— START —
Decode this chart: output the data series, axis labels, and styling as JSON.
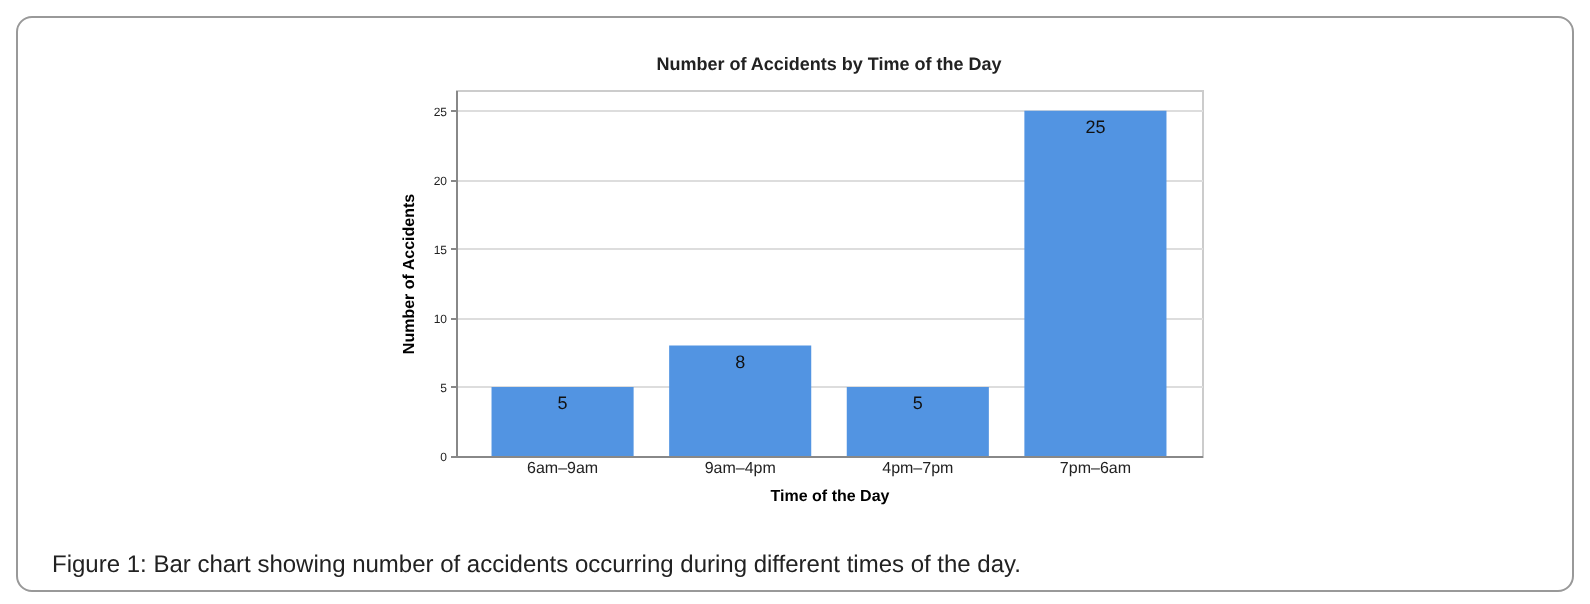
{
  "chart_data": {
    "type": "bar",
    "title": "Number of Accidents by Time of the Day",
    "xlabel": "Time of the Day",
    "ylabel": "Number of Accidents",
    "categories": [
      "6am–9am",
      "9am–4pm",
      "4pm–7pm",
      "7pm–6am"
    ],
    "values": [
      5,
      8,
      5,
      25
    ],
    "color": "#5294e2",
    "ylim": [
      0,
      26.5
    ],
    "yticks": [
      0,
      5,
      10,
      15,
      20,
      25
    ],
    "grid": "y",
    "data_labels": true,
    "annotations": [
      "Figure 1: Bar chart showing number of accidents occurring during different times of the day."
    ]
  }
}
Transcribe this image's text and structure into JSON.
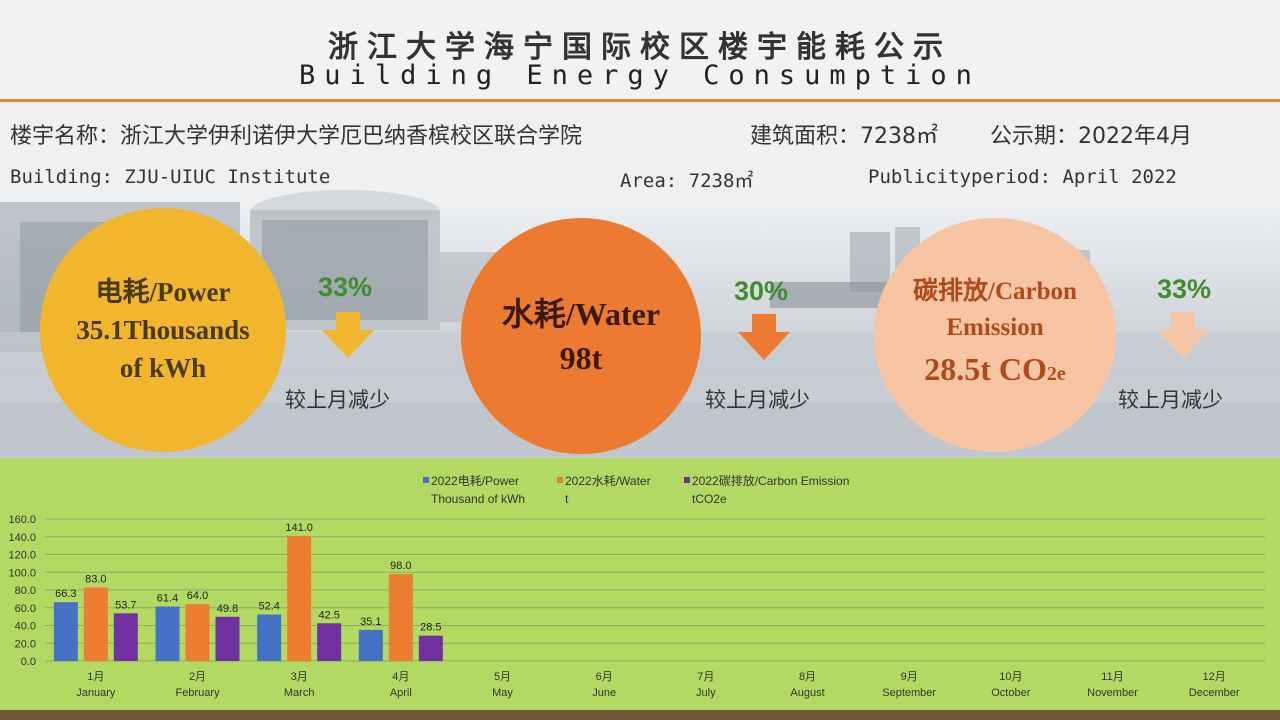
— END —
# What needs to be done
Output the entries above exactly. Drop the pictures.

# Full answer
Decode this chart: output the data series, axis labels, and styling as JSON.
{
  "chart_data": {
    "type": "bar",
    "title": "Number of Accidents by Time of the Day",
    "xlabel": "Time of the Day",
    "ylabel": "Number of Accidents",
    "categories": [
      "6am–9am",
      "9am–4pm",
      "4pm–7pm",
      "7pm–6am"
    ],
    "values": [
      5,
      8,
      5,
      25
    ],
    "color": "#5294e2",
    "ylim": [
      0,
      26.5
    ],
    "yticks": [
      0,
      5,
      10,
      15,
      20,
      25
    ],
    "grid": "y",
    "data_labels": true,
    "annotations": [
      "Figure 1: Bar chart showing number of accidents occurring during different times of the day."
    ]
  }
}
Transcribe this image's text and structure into JSON.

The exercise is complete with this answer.